## INSTRUCTION
Quote the whole listing exactly. Leave the pictures out of your copy.

▼

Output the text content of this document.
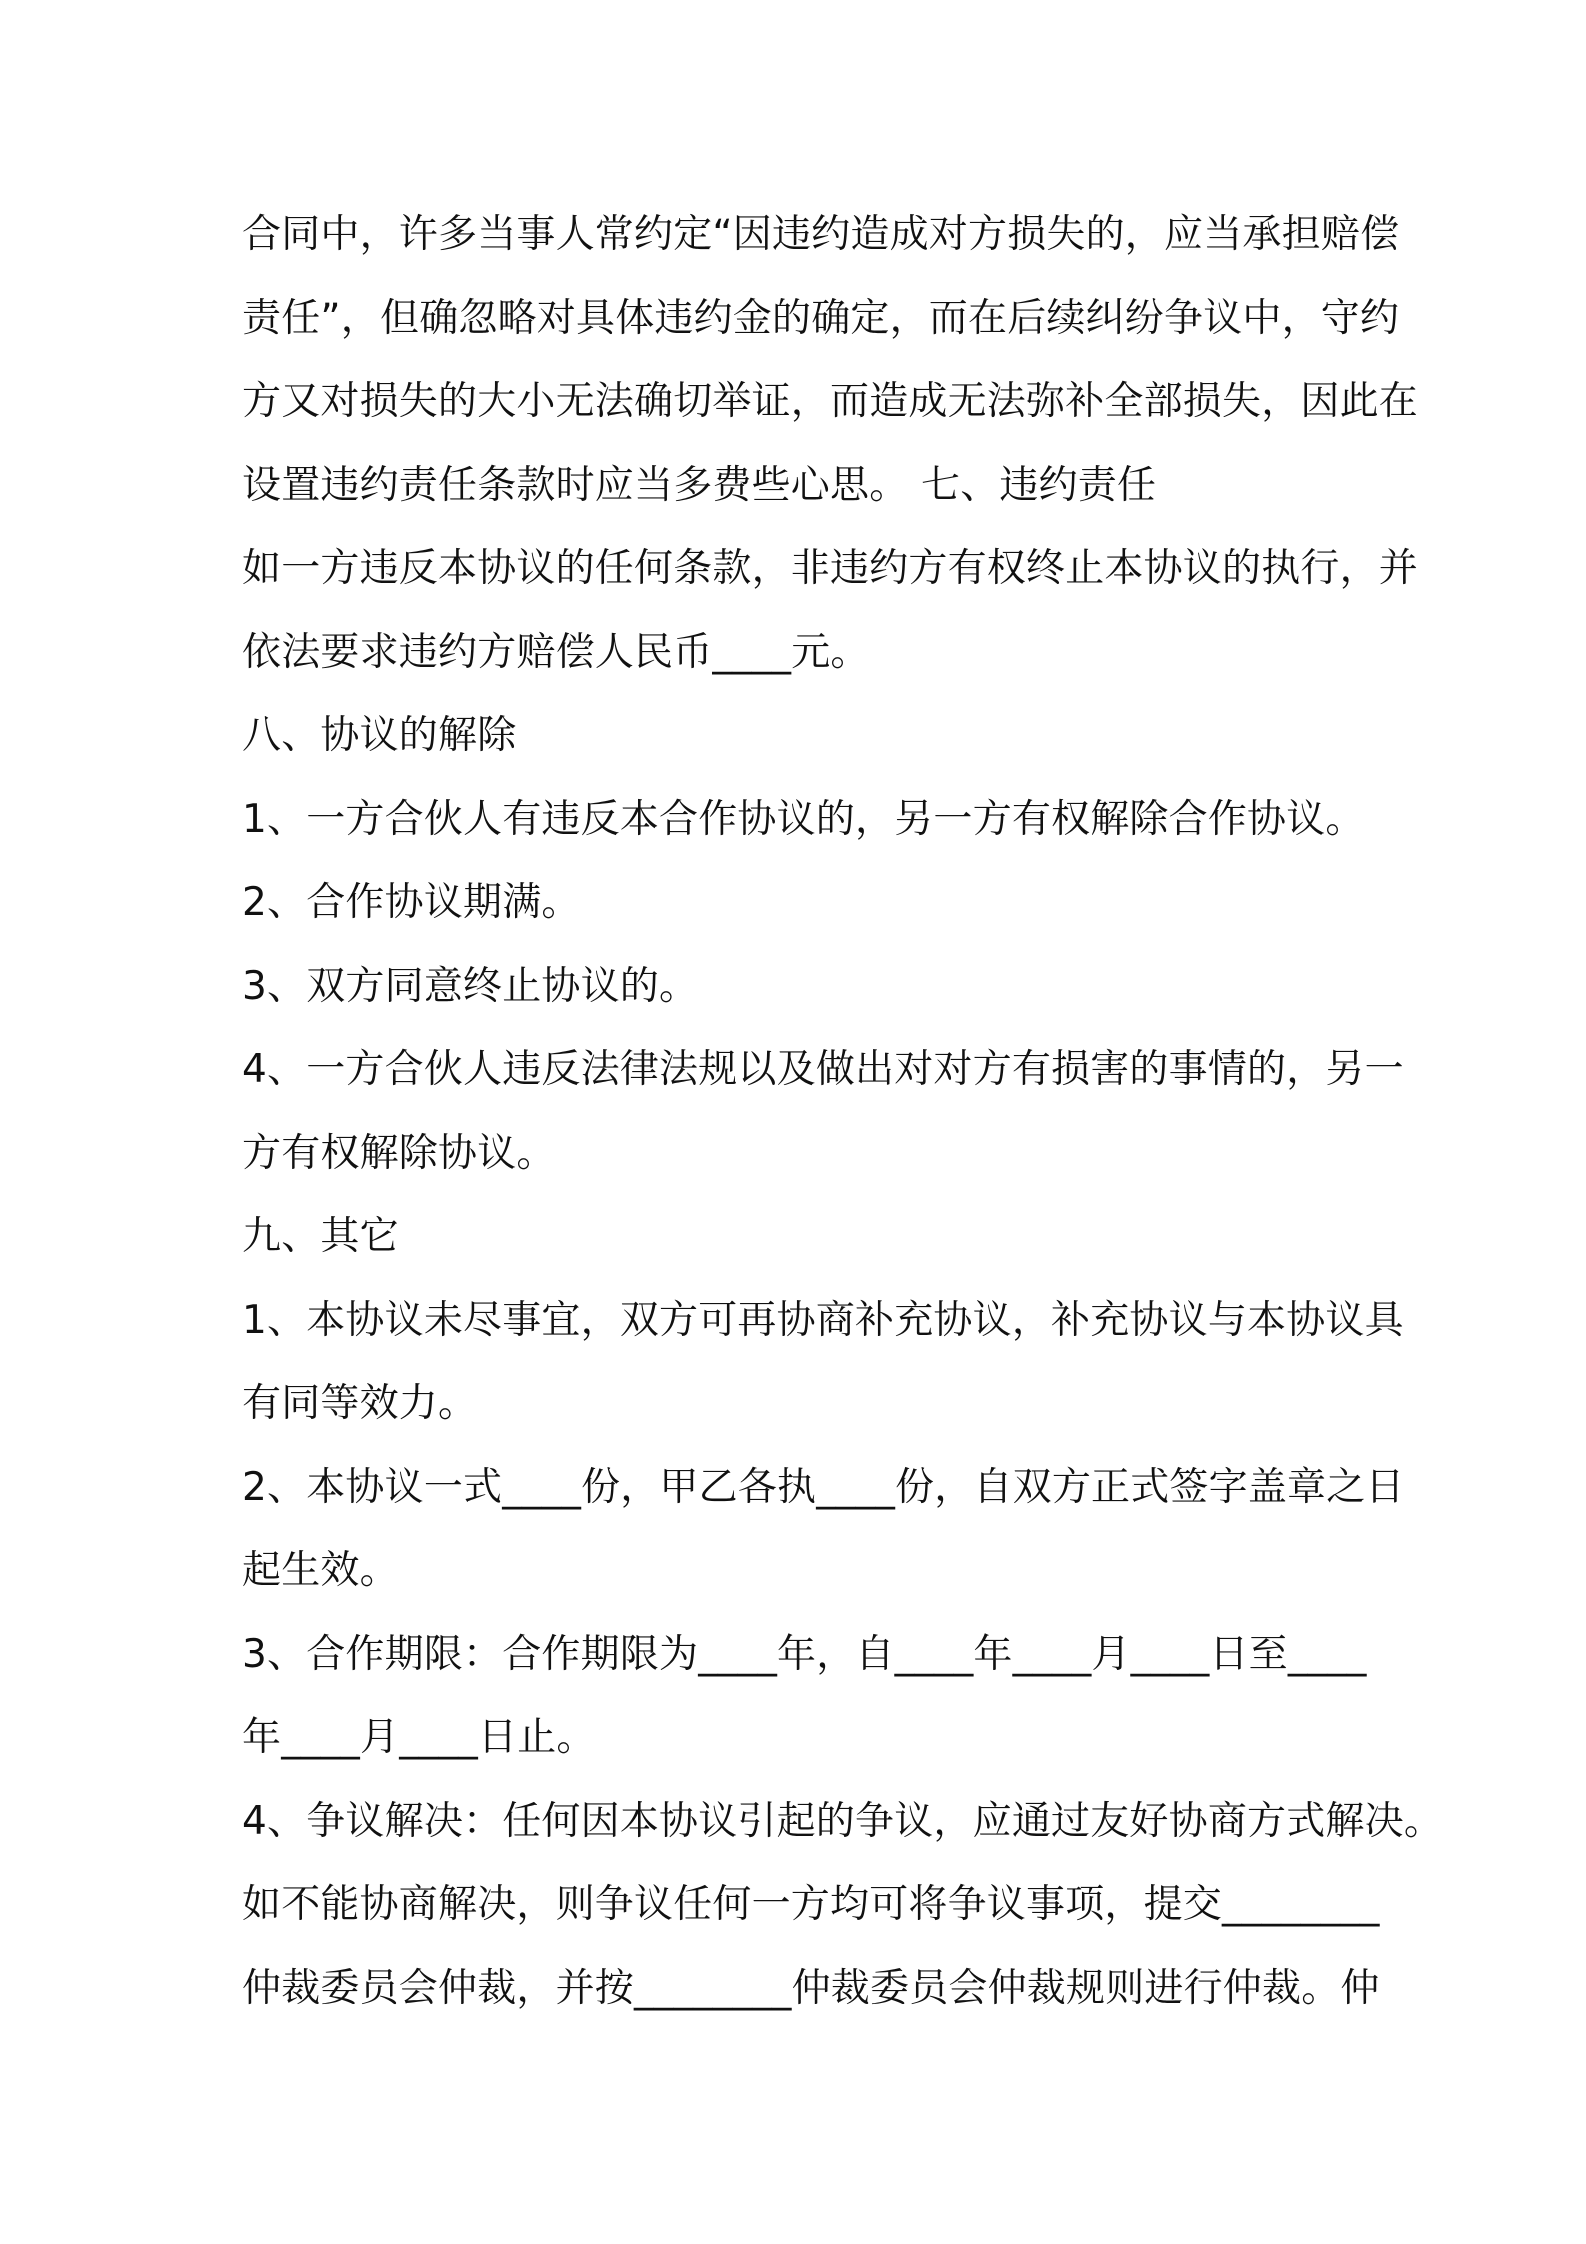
合同中，许多当事人常约定“因违约造成对方损失的，应当承担赔偿
责任”，但确忽略对具体违约金的确定，而在后续纠纷争议中，守约
方又对损失的大小无法确切举证，而造成无法弥补全部损失，因此在
设置违约责任条款时应当多费些心思。 七、违约责任
如一方违反本协议的任何条款，非违约方有权终止本协议的执行，并
依法要求违约方赔偿人民币____元。
八、协议的解除
1、一方合伙人有违反本合作协议的，另一方有权解除合作协议。
2、合作协议期满。
3、双方同意终止协议的。
4、一方合伙人违反法律法规以及做出对对方有损害的事情的，另一
方有权解除协议。
九、其它
1、本协议未尽事宜，双方可再协商补充协议，补充协议与本协议具
有同等效力。
2、本协议一式____份，甲乙各执____份，自双方正式签字盖章之日
起生效。
3、合作期限：合作期限为____年，自____年____月____日至____
年____月____日止。
4、争议解决：任何因本协议引起的争议，应通过友好协商方式解决。
如不能协商解决，则争议任何一方均可将争议事项，提交________
仲裁委员会仲裁，并按________仲裁委员会仲裁规则进行仲裁。仲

▲

## SOLVED EXERCISE
Output the text content of this document.
合同中，许多当事人常约定“因违约造成对方损失的，应当承担赔偿
责任”，但确忽略对具体违约金的确定，而在后续纠纷争议中，守约
方又对损失的大小无法确切举证，而造成无法弥补全部损失，因此在
设置违约责任条款时应当多费些心思。 七、违约责任
如一方违反本协议的任何条款，非违约方有权终止本协议的执行，并
依法要求违约方赔偿人民币____元。
八、协议的解除
1、一方合伙人有违反本合作协议的，另一方有权解除合作协议。
2、合作协议期满。
3、双方同意终止协议的。
4、一方合伙人违反法律法规以及做出对对方有损害的事情的，另一
方有权解除协议。
九、其它
1、本协议未尽事宜，双方可再协商补充协议，补充协议与本协议具
有同等效力。
2、本协议一式____份，甲乙各执____份，自双方正式签字盖章之日
起生效。
3、合作期限：合作期限为____年，自____年____月____日至____
年____月____日止。
4、争议解决：任何因本协议引起的争议，应通过友好协商方式解决。
如不能协商解决，则争议任何一方均可将争议事项，提交________
仲裁委员会仲裁，并按________仲裁委员会仲裁规则进行仲裁。仲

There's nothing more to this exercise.